** start of Input for this task **
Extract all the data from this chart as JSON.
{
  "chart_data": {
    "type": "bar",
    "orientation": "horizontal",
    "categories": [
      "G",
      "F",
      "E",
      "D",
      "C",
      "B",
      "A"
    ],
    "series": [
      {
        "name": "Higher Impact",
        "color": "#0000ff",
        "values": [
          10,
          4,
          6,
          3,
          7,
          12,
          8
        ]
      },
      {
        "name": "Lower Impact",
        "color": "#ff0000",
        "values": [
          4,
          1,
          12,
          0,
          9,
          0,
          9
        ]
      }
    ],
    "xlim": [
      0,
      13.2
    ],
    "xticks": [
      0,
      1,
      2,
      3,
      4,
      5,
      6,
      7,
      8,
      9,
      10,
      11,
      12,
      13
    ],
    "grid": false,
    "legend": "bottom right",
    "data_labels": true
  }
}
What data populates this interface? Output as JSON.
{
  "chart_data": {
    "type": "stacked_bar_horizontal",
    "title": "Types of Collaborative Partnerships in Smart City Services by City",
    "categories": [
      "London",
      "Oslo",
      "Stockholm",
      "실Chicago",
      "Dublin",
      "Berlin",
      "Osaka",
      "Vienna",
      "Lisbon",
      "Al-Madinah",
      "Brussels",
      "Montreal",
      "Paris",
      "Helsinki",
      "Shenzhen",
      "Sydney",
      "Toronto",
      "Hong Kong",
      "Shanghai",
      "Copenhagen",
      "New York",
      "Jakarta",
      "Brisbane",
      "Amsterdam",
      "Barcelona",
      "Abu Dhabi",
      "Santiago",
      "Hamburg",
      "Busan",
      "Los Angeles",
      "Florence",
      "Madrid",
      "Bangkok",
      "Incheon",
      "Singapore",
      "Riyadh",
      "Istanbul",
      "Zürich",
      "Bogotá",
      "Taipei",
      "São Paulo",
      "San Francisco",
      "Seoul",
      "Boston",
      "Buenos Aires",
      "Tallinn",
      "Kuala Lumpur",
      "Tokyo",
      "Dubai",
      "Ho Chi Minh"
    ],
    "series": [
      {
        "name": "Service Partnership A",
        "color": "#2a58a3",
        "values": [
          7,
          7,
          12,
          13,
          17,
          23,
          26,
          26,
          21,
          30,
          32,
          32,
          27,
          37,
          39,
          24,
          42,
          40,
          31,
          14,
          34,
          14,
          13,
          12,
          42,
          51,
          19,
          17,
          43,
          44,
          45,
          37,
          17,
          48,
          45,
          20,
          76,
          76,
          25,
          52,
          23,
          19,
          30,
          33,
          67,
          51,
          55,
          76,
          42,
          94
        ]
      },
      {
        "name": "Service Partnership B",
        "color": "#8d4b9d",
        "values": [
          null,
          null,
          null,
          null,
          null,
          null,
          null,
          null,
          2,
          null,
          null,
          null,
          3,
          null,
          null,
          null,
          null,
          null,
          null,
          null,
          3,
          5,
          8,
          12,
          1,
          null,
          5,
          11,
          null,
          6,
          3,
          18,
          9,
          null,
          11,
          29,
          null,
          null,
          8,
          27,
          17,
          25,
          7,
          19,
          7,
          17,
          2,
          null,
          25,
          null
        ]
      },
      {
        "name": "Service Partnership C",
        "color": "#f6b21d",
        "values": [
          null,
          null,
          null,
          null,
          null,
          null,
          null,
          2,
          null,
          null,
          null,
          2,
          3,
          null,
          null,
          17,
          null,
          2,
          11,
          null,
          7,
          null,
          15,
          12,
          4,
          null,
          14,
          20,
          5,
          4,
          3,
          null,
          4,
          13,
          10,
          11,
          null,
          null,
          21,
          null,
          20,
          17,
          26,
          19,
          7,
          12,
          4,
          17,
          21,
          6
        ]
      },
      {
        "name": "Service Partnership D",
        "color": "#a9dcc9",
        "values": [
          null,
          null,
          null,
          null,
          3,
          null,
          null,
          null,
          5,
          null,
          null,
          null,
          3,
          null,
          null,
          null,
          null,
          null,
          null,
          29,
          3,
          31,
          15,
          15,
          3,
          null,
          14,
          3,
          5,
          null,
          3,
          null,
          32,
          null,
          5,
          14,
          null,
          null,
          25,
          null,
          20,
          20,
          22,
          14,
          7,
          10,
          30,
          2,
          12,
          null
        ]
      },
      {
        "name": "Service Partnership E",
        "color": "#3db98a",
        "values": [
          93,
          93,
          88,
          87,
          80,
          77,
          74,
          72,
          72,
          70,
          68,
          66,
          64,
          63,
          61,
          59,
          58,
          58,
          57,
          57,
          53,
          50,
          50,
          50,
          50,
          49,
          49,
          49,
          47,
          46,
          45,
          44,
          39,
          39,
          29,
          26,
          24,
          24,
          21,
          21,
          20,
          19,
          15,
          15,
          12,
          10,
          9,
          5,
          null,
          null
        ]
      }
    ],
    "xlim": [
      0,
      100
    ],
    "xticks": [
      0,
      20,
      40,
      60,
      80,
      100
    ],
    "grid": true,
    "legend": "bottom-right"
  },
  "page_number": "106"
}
** end of Input for this task **
• **Your goal**
Each entry above is to be quoted exactly.

• **Exercise output**
Extract all the data from this chart as JSON.
{
  "chart_data": {
    "type": "bar",
    "orientation": "horizontal",
    "categories": [
      "G",
      "F",
      "E",
      "D",
      "C",
      "B",
      "A"
    ],
    "series": [
      {
        "name": "Higher Impact",
        "color": "#0000ff",
        "values": [
          10,
          4,
          6,
          3,
          7,
          12,
          8
        ]
      },
      {
        "name": "Lower Impact",
        "color": "#ff0000",
        "values": [
          4,
          1,
          12,
          0,
          9,
          0,
          9
        ]
      }
    ],
    "xlim": [
      0,
      13.2
    ],
    "xticks": [
      0,
      1,
      2,
      3,
      4,
      5,
      6,
      7,
      8,
      9,
      10,
      11,
      12,
      13
    ],
    "grid": false,
    "legend": "bottom right",
    "data_labels": true
  }
}
What data populates this interface? Output as JSON.
{
  "chart_data": {
    "type": "stacked_bar_horizontal",
    "title": "Types of Collaborative Partnerships in Smart City Services by City",
    "categories": [
      "London",
      "Oslo",
      "Stockholm",
      "실Chicago",
      "Dublin",
      "Berlin",
      "Osaka",
      "Vienna",
      "Lisbon",
      "Al-Madinah",
      "Brussels",
      "Montreal",
      "Paris",
      "Helsinki",
      "Shenzhen",
      "Sydney",
      "Toronto",
      "Hong Kong",
      "Shanghai",
      "Copenhagen",
      "New York",
      "Jakarta",
      "Brisbane",
      "Amsterdam",
      "Barcelona",
      "Abu Dhabi",
      "Santiago",
      "Hamburg",
      "Busan",
      "Los Angeles",
      "Florence",
      "Madrid",
      "Bangkok",
      "Incheon",
      "Singapore",
      "Riyadh",
      "Istanbul",
      "Zürich",
      "Bogotá",
      "Taipei",
      "São Paulo",
      "San Francisco",
      "Seoul",
      "Boston",
      "Buenos Aires",
      "Tallinn",
      "Kuala Lumpur",
      "Tokyo",
      "Dubai",
      "Ho Chi Minh"
    ],
    "series": [
      {
        "name": "Service Partnership A",
        "color": "#2a58a3",
        "values": [
          7,
          7,
          12,
          13,
          17,
          23,
          26,
          26,
          21,
          30,
          32,
          32,
          27,
          37,
          39,
          24,
          42,
          40,
          31,
          14,
          34,
          14,
          13,
          12,
          42,
          51,
          19,
          17,
          43,
          44,
          45,
          37,
          17,
          48,
          45,
          20,
          76,
          76,
          25,
          52,
          23,
          19,
          30,
          33,
          67,
          51,
          55,
          76,
          42,
          94
        ]
      },
      {
        "name": "Service Partnership B",
        "color": "#8d4b9d",
        "values": [
          null,
          null,
          null,
          null,
          null,
          null,
          null,
          null,
          2,
          null,
          null,
          null,
          3,
          null,
          null,
          null,
          null,
          null,
          null,
          null,
          3,
          5,
          8,
          12,
          1,
          null,
          5,
          11,
          null,
          6,
          3,
          18,
          9,
          null,
          11,
          29,
          null,
          null,
          8,
          27,
          17,
          25,
          7,
          19,
          7,
          17,
          2,
          null,
          25,
          null
        ]
      },
      {
        "name": "Service Partnership C",
        "color": "#f6b21d",
        "values": [
          null,
          null,
          null,
          null,
          null,
          null,
          null,
          2,
          null,
          null,
          null,
          2,
          3,
          null,
          null,
          17,
          null,
          2,
          11,
          null,
          7,
          null,
          15,
          12,
          4,
          null,
          14,
          20,
          5,
          4,
          3,
          null,
          4,
          13,
          10,
          11,
          null,
          null,
          21,
          null,
          20,
          17,
          26,
          19,
          7,
          12,
          4,
          17,
          21,
          6
        ]
      },
      {
        "name": "Service Partnership D",
        "color": "#a9dcc9",
        "values": [
          null,
          null,
          null,
          null,
          3,
          null,
          null,
          null,
          5,
          null,
          null,
          null,
          3,
          null,
          null,
          null,
          null,
          null,
          null,
          29,
          3,
          31,
          15,
          15,
          3,
          null,
          14,
          3,
          5,
          null,
          3,
          null,
          32,
          null,
          5,
          14,
          null,
          null,
          25,
          null,
          20,
          20,
          22,
          14,
          7,
          10,
          30,
          2,
          12,
          null
        ]
      },
      {
        "name": "Service Partnership E",
        "color": "#3db98a",
        "values": [
          93,
          93,
          88,
          87,
          80,
          77,
          74,
          72,
          72,
          70,
          68,
          66,
          64,
          63,
          61,
          59,
          58,
          58,
          57,
          57,
          53,
          50,
          50,
          50,
          50,
          49,
          49,
          49,
          47,
          46,
          45,
          44,
          39,
          39,
          29,
          26,
          24,
          24,
          21,
          21,
          20,
          19,
          15,
          15,
          12,
          10,
          9,
          5,
          null,
          null
        ]
      }
    ],
    "xlim": [
      0,
      100
    ],
    "xticks": [
      0,
      20,
      40,
      60,
      80,
      100
    ],
    "grid": true,
    "legend": "bottom-right"
  },
  "page_number": "106"
}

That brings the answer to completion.